**WHAT NEEDS TO BE DONE:**
Search the data below for "while"; list each line that holds it.
— START —
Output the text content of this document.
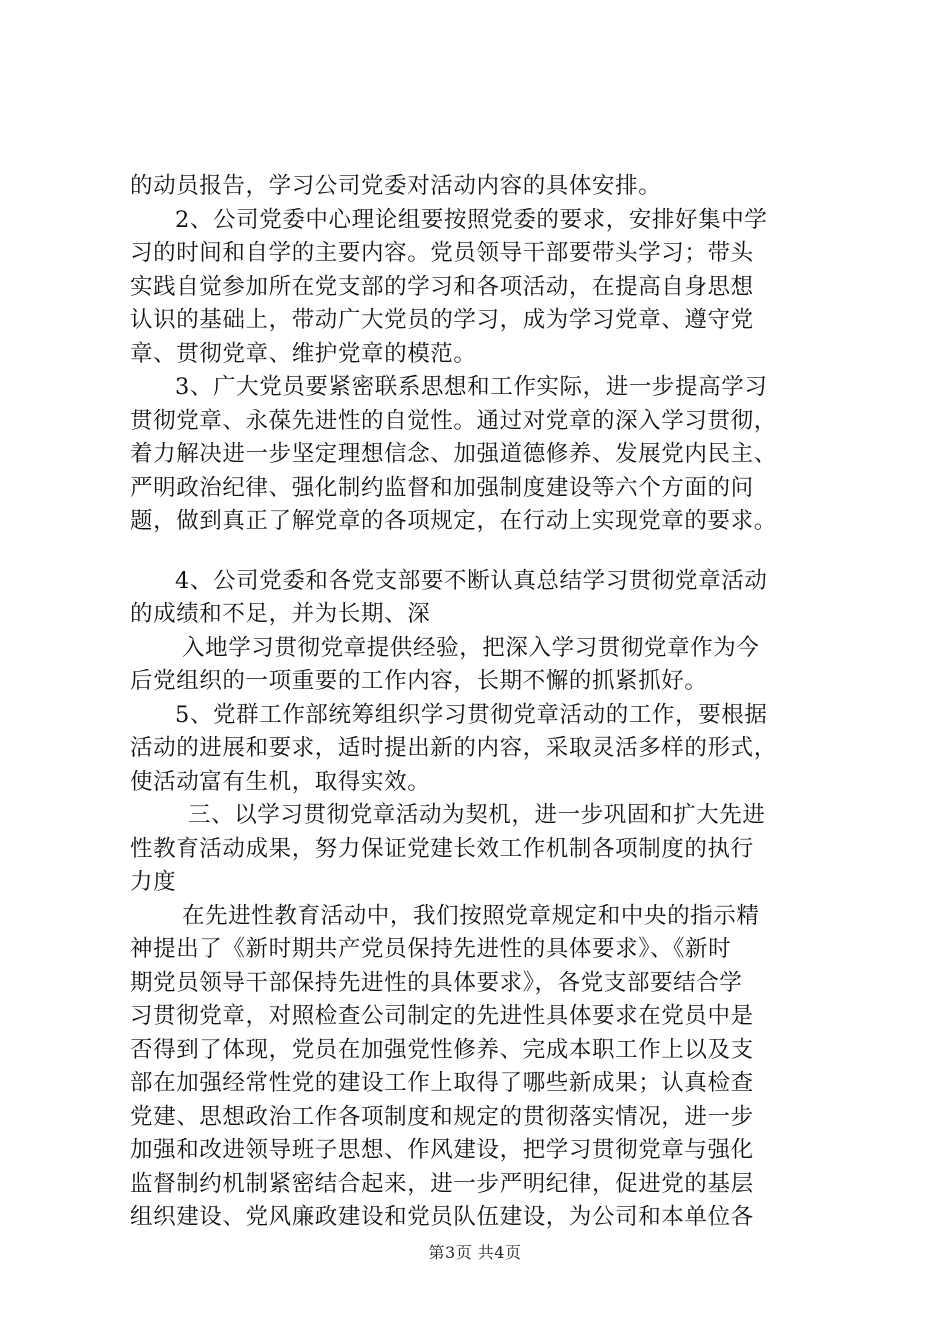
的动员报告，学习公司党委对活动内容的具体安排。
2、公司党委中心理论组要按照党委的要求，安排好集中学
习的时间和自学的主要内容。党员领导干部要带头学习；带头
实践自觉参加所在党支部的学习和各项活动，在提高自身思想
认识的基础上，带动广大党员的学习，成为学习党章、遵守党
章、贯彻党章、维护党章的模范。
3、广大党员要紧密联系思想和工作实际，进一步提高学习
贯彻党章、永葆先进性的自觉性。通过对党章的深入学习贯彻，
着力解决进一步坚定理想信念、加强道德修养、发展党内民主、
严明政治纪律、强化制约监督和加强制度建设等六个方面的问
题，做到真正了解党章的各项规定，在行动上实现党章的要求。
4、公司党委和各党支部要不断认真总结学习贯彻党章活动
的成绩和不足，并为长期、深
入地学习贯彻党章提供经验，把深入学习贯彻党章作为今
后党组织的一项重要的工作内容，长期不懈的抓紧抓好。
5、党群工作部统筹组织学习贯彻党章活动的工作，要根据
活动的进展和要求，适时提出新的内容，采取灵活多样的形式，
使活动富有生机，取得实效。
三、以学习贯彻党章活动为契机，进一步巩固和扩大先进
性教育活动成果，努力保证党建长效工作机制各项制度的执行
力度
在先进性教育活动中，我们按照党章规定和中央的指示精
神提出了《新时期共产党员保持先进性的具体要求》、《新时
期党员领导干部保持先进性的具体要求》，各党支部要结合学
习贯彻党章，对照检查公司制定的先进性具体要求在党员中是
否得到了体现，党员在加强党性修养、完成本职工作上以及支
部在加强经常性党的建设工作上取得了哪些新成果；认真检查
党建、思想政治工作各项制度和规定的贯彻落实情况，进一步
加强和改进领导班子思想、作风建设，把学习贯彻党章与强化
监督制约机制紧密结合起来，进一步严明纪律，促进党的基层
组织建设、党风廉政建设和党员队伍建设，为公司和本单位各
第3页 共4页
— END —
— START —
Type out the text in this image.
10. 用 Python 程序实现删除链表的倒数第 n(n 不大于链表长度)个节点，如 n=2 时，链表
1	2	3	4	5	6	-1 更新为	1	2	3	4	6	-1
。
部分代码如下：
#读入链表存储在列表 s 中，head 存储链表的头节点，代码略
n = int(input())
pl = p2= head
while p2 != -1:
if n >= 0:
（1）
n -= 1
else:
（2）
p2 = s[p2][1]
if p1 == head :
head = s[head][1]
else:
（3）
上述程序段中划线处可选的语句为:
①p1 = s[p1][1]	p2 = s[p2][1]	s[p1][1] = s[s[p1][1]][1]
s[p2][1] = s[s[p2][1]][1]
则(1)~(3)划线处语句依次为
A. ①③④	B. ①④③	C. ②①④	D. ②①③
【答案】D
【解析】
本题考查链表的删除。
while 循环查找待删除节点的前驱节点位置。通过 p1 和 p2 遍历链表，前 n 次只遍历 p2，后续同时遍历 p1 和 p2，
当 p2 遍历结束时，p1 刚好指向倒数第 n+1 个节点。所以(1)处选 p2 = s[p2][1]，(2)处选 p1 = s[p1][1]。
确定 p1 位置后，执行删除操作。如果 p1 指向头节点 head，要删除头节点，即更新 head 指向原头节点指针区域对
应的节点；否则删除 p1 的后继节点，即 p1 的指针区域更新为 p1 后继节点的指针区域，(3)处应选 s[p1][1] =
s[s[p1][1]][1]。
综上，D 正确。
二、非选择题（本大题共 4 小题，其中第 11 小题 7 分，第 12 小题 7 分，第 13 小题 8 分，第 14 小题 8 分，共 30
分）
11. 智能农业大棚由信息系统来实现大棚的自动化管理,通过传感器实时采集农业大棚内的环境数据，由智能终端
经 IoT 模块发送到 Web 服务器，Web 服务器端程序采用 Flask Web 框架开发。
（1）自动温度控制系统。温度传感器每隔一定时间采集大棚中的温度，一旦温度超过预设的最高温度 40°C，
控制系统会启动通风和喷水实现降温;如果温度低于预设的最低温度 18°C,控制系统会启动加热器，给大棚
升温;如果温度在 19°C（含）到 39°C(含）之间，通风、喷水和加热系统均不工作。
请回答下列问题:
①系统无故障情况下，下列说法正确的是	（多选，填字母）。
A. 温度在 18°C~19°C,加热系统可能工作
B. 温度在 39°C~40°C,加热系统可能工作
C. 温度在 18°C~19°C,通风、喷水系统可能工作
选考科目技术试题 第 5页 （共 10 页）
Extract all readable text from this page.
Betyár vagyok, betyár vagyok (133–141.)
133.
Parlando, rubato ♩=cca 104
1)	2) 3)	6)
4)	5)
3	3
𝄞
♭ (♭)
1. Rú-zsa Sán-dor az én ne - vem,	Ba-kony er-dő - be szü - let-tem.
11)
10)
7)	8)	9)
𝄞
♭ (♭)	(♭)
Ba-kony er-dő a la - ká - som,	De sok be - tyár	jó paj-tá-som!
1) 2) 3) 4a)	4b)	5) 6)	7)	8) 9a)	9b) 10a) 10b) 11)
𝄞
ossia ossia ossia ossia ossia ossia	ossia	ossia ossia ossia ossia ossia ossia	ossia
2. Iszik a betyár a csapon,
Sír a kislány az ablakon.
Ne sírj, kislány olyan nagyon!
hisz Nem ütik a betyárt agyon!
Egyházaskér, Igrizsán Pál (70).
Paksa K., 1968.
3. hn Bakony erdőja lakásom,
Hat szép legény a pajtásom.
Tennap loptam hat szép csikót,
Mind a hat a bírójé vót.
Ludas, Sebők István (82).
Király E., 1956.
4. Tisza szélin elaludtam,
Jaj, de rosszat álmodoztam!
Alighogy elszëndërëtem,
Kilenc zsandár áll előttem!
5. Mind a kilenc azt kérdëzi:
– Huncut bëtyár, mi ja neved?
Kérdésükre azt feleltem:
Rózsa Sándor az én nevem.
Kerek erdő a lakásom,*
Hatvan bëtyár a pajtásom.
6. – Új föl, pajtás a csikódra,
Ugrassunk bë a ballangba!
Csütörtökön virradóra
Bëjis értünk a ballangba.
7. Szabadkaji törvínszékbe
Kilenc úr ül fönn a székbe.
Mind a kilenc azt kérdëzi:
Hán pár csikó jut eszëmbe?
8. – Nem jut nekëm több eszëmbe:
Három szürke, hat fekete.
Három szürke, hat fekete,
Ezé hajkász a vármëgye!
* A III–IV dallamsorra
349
— END —
**CORRECT ANSWER:**
while p2 != -1:
while 循环查找待删除节点的前驱节点位置。通过 p1 和 p2 遍历链表，前 n 次只遍历 p2，后续同时遍历 p1 和 p2，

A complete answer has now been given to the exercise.